PROVIDED INFORMATION —

####

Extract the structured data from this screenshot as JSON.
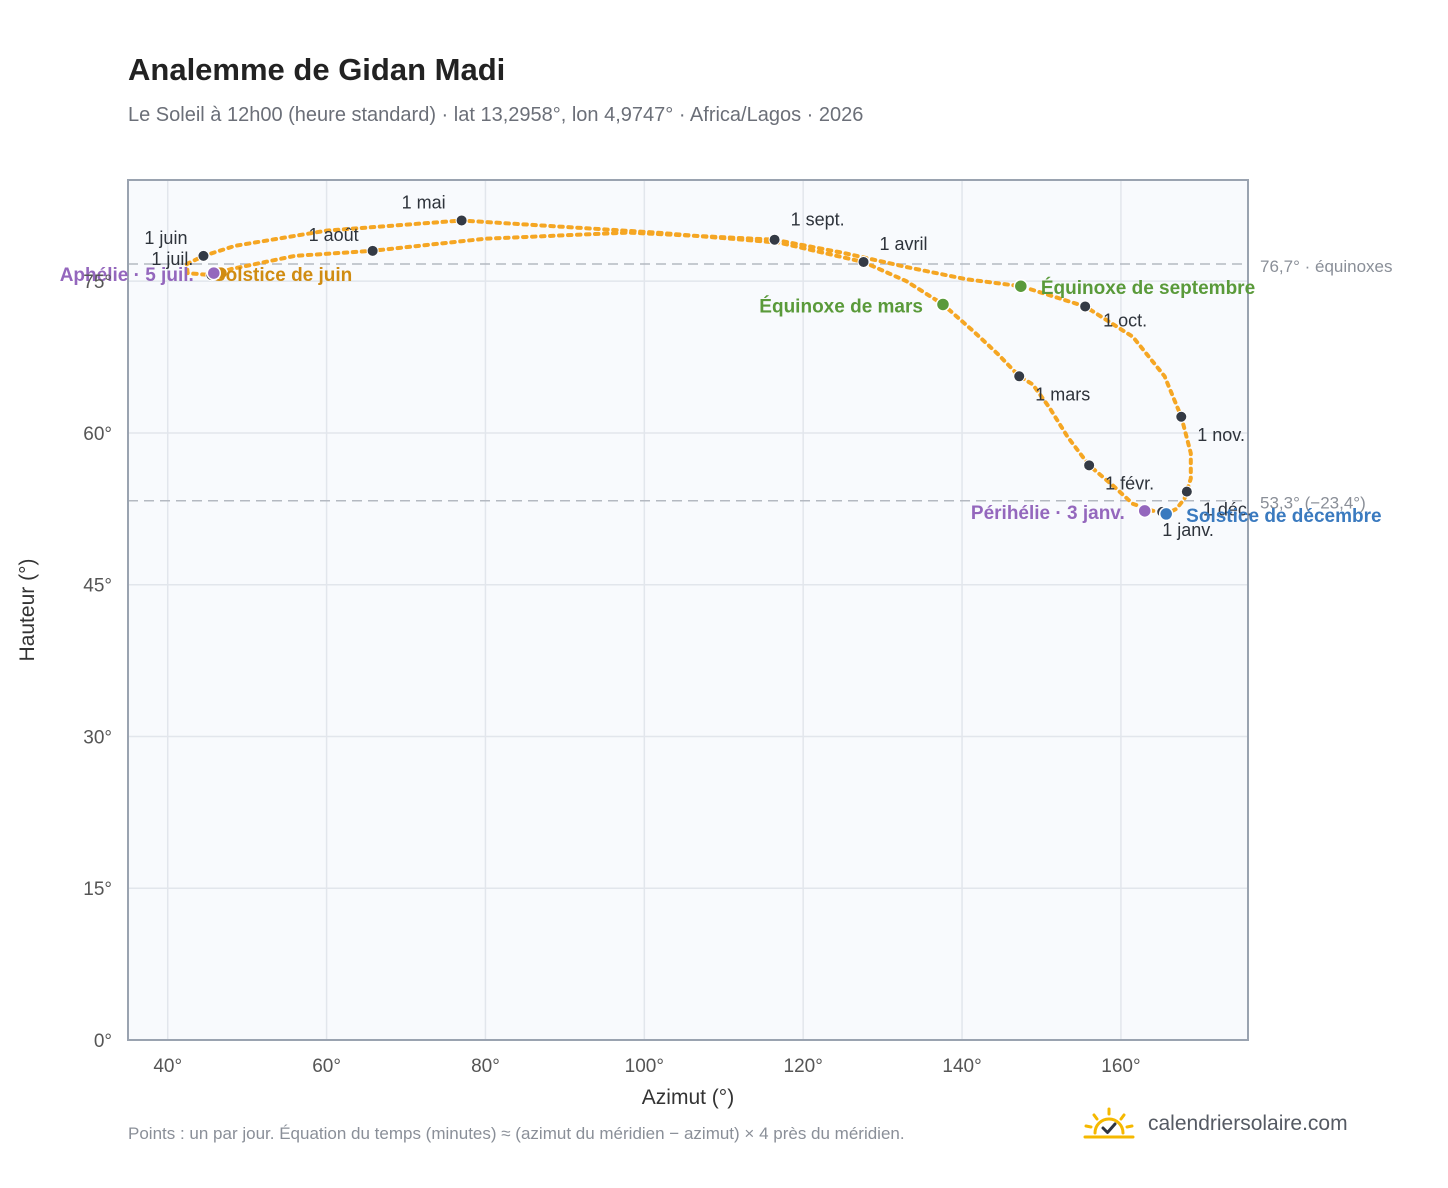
{
  "header": {
    "title": "Analemme de Gidan Madi",
    "subtitle": "Le Soleil à 12h00 (heure standard) · lat 13,2958°, lon 4,9747° · Africa/Lagos · 2026"
  },
  "footer": {
    "note": "Points : un par jour. Équation du temps (minutes) ≈ (azimut du méridien − azimut) × 4 près du méridien.",
    "brand": "calendriersolaire.com",
    "brand_icon": "sun-check-icon"
  },
  "colors": {
    "curve": "#f5a623",
    "month_marker": "#343a45",
    "equinox": "#5a9a3a",
    "aphelion": "#9467bd",
    "solstice_june": "#d08c12",
    "solstice_december": "#3a7abf",
    "reference_line": "#b4b9c1",
    "plot_background": "#f8fafd",
    "grid": "#e2e6ec"
  },
  "chart_data": {
    "type": "scatter",
    "xlabel": "Azimut (°)",
    "ylabel": "Hauteur (°)",
    "xlim": [
      35,
      176
    ],
    "ylim": [
      0,
      85
    ],
    "xticks": [
      40,
      60,
      80,
      100,
      120,
      140,
      160
    ],
    "xtick_labels": [
      "40°",
      "60°",
      "80°",
      "100°",
      "120°",
      "140°",
      "160°"
    ],
    "yticks": [
      0,
      15,
      30,
      45,
      60,
      75
    ],
    "ytick_labels": [
      "0°",
      "15°",
      "30°",
      "45°",
      "60°",
      "75°"
    ],
    "grid": true,
    "series": [
      {
        "path": [
          [
            165.2,
            52.2
          ],
          [
            164.0,
            52.3
          ],
          [
            161.5,
            53.0
          ],
          [
            159.0,
            54.8
          ],
          [
            156.0,
            56.8
          ],
          [
            153.3,
            59.6
          ],
          [
            151.0,
            62.5
          ],
          [
            148.9,
            64.8
          ],
          [
            147.2,
            65.6
          ],
          [
            144.5,
            67.8
          ],
          [
            141.5,
            70.0
          ],
          [
            137.6,
            72.7
          ],
          [
            133.0,
            75.0
          ],
          [
            127.6,
            76.9
          ],
          [
            117.0,
            78.8
          ],
          [
            101.5,
            79.8
          ],
          [
            77.0,
            81.0
          ],
          [
            60.0,
            80.0
          ],
          [
            48.5,
            78.5
          ],
          [
            44.5,
            77.5
          ],
          [
            42.4,
            76.7
          ],
          [
            42.5,
            75.8
          ],
          [
            45.5,
            75.6
          ],
          [
            48.0,
            76.2
          ],
          [
            56.0,
            77.5
          ],
          [
            65.8,
            78.0
          ],
          [
            80.0,
            79.2
          ],
          [
            98.0,
            79.8
          ],
          [
            116.4,
            79.1
          ],
          [
            125.0,
            77.8
          ],
          [
            133.0,
            76.4
          ],
          [
            140.5,
            75.2
          ],
          [
            147.4,
            74.5
          ],
          [
            155.5,
            72.5
          ],
          [
            161.5,
            69.5
          ],
          [
            165.5,
            65.6
          ],
          [
            167.6,
            61.6
          ],
          [
            168.8,
            58.0
          ],
          [
            168.8,
            55.5
          ],
          [
            168.0,
            53.5
          ],
          [
            167.0,
            52.5
          ],
          [
            166.0,
            52.1
          ],
          [
            165.2,
            52.2
          ]
        ]
      }
    ],
    "month_markers": [
      {
        "label": "1 janv.",
        "x": 165.2,
        "y": 52.2
      },
      {
        "label": "1 févr.",
        "x": 156.0,
        "y": 56.8
      },
      {
        "label": "1 mars",
        "x": 147.2,
        "y": 65.6
      },
      {
        "label": "1 avril",
        "x": 127.6,
        "y": 76.9
      },
      {
        "label": "1 mai",
        "x": 77.0,
        "y": 81.0
      },
      {
        "label": "1 juin",
        "x": 44.5,
        "y": 77.5
      },
      {
        "label": "1 juil.",
        "x": 45.5,
        "y": 75.6
      },
      {
        "label": "1 août",
        "x": 65.8,
        "y": 78.0
      },
      {
        "label": "1 sept.",
        "x": 116.4,
        "y": 79.1
      },
      {
        "label": "1 oct.",
        "x": 155.5,
        "y": 72.5
      },
      {
        "label": "1 nov.",
        "x": 167.6,
        "y": 61.6
      },
      {
        "label": "1 déc.",
        "x": 168.3,
        "y": 54.2
      }
    ],
    "events": [
      {
        "label": "Équinoxe de mars",
        "x": 137.6,
        "y": 72.7,
        "color": "#5a9a3a"
      },
      {
        "label": "Équinoxe de septembre",
        "x": 147.4,
        "y": 74.5,
        "color": "#5a9a3a"
      },
      {
        "label": "Solstice de juin",
        "x": 46.7,
        "y": 75.8,
        "color": "#d08c12"
      },
      {
        "label": "Solstice de décembre",
        "x": 165.7,
        "y": 52.0,
        "color": "#3a7abf"
      },
      {
        "label": "Aphélie · 5 juil.",
        "x": 45.8,
        "y": 75.8,
        "color": "#9467bd"
      },
      {
        "label": "Périhélie · 3 janv.",
        "x": 163.0,
        "y": 52.3,
        "color": "#9467bd"
      }
    ],
    "reference_lines": [
      {
        "y": 76.7,
        "label": "76,7° · équinoxes"
      },
      {
        "y": 53.3,
        "label": "53,3° (−23,4°)"
      }
    ]
  }
}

####

PROBLEM — Pictures are to be left out; all else in the entries above is to be quoted exactly.

ANSWER BELOW —
Extract the structured data from this screenshot as JSON.
{
  "header": {
    "title": "Analemme de Gidan Madi",
    "subtitle": "Le Soleil à 12h00 (heure standard) · lat 13,2958°, lon 4,9747° · Africa/Lagos · 2026"
  },
  "footer": {
    "note": "Points : un par jour. Équation du temps (minutes) ≈ (azimut du méridien − azimut) × 4 près du méridien.",
    "brand": "calendriersolaire.com",
    "brand_icon": "sun-check-icon"
  },
  "colors": {
    "curve": "#f5a623",
    "month_marker": "#343a45",
    "equinox": "#5a9a3a",
    "aphelion": "#9467bd",
    "solstice_june": "#d08c12",
    "solstice_december": "#3a7abf",
    "reference_line": "#b4b9c1",
    "plot_background": "#f8fafd",
    "grid": "#e2e6ec"
  },
  "chart_data": {
    "type": "scatter",
    "xlabel": "Azimut (°)",
    "ylabel": "Hauteur (°)",
    "xlim": [
      35,
      176
    ],
    "ylim": [
      0,
      85
    ],
    "xticks": [
      40,
      60,
      80,
      100,
      120,
      140,
      160
    ],
    "xtick_labels": [
      "40°",
      "60°",
      "80°",
      "100°",
      "120°",
      "140°",
      "160°"
    ],
    "yticks": [
      0,
      15,
      30,
      45,
      60,
      75
    ],
    "ytick_labels": [
      "0°",
      "15°",
      "30°",
      "45°",
      "60°",
      "75°"
    ],
    "grid": true,
    "series": [
      {
        "path": [
          [
            165.2,
            52.2
          ],
          [
            164.0,
            52.3
          ],
          [
            161.5,
            53.0
          ],
          [
            159.0,
            54.8
          ],
          [
            156.0,
            56.8
          ],
          [
            153.3,
            59.6
          ],
          [
            151.0,
            62.5
          ],
          [
            148.9,
            64.8
          ],
          [
            147.2,
            65.6
          ],
          [
            144.5,
            67.8
          ],
          [
            141.5,
            70.0
          ],
          [
            137.6,
            72.7
          ],
          [
            133.0,
            75.0
          ],
          [
            127.6,
            76.9
          ],
          [
            117.0,
            78.8
          ],
          [
            101.5,
            79.8
          ],
          [
            77.0,
            81.0
          ],
          [
            60.0,
            80.0
          ],
          [
            48.5,
            78.5
          ],
          [
            44.5,
            77.5
          ],
          [
            42.4,
            76.7
          ],
          [
            42.5,
            75.8
          ],
          [
            45.5,
            75.6
          ],
          [
            48.0,
            76.2
          ],
          [
            56.0,
            77.5
          ],
          [
            65.8,
            78.0
          ],
          [
            80.0,
            79.2
          ],
          [
            98.0,
            79.8
          ],
          [
            116.4,
            79.1
          ],
          [
            125.0,
            77.8
          ],
          [
            133.0,
            76.4
          ],
          [
            140.5,
            75.2
          ],
          [
            147.4,
            74.5
          ],
          [
            155.5,
            72.5
          ],
          [
            161.5,
            69.5
          ],
          [
            165.5,
            65.6
          ],
          [
            167.6,
            61.6
          ],
          [
            168.8,
            58.0
          ],
          [
            168.8,
            55.5
          ],
          [
            168.0,
            53.5
          ],
          [
            167.0,
            52.5
          ],
          [
            166.0,
            52.1
          ],
          [
            165.2,
            52.2
          ]
        ]
      }
    ],
    "month_markers": [
      {
        "label": "1 janv.",
        "x": 165.2,
        "y": 52.2
      },
      {
        "label": "1 févr.",
        "x": 156.0,
        "y": 56.8
      },
      {
        "label": "1 mars",
        "x": 147.2,
        "y": 65.6
      },
      {
        "label": "1 avril",
        "x": 127.6,
        "y": 76.9
      },
      {
        "label": "1 mai",
        "x": 77.0,
        "y": 81.0
      },
      {
        "label": "1 juin",
        "x": 44.5,
        "y": 77.5
      },
      {
        "label": "1 juil.",
        "x": 45.5,
        "y": 75.6
      },
      {
        "label": "1 août",
        "x": 65.8,
        "y": 78.0
      },
      {
        "label": "1 sept.",
        "x": 116.4,
        "y": 79.1
      },
      {
        "label": "1 oct.",
        "x": 155.5,
        "y": 72.5
      },
      {
        "label": "1 nov.",
        "x": 167.6,
        "y": 61.6
      },
      {
        "label": "1 déc.",
        "x": 168.3,
        "y": 54.2
      }
    ],
    "events": [
      {
        "label": "Équinoxe de mars",
        "x": 137.6,
        "y": 72.7,
        "color": "#5a9a3a"
      },
      {
        "label": "Équinoxe de septembre",
        "x": 147.4,
        "y": 74.5,
        "color": "#5a9a3a"
      },
      {
        "label": "Solstice de juin",
        "x": 46.7,
        "y": 75.8,
        "color": "#d08c12"
      },
      {
        "label": "Solstice de décembre",
        "x": 165.7,
        "y": 52.0,
        "color": "#3a7abf"
      },
      {
        "label": "Aphélie · 5 juil.",
        "x": 45.8,
        "y": 75.8,
        "color": "#9467bd"
      },
      {
        "label": "Périhélie · 3 janv.",
        "x": 163.0,
        "y": 52.3,
        "color": "#9467bd"
      }
    ],
    "reference_lines": [
      {
        "y": 76.7,
        "label": "76,7° · équinoxes"
      },
      {
        "y": 53.3,
        "label": "53,3° (−23,4°)"
      }
    ]
  }
}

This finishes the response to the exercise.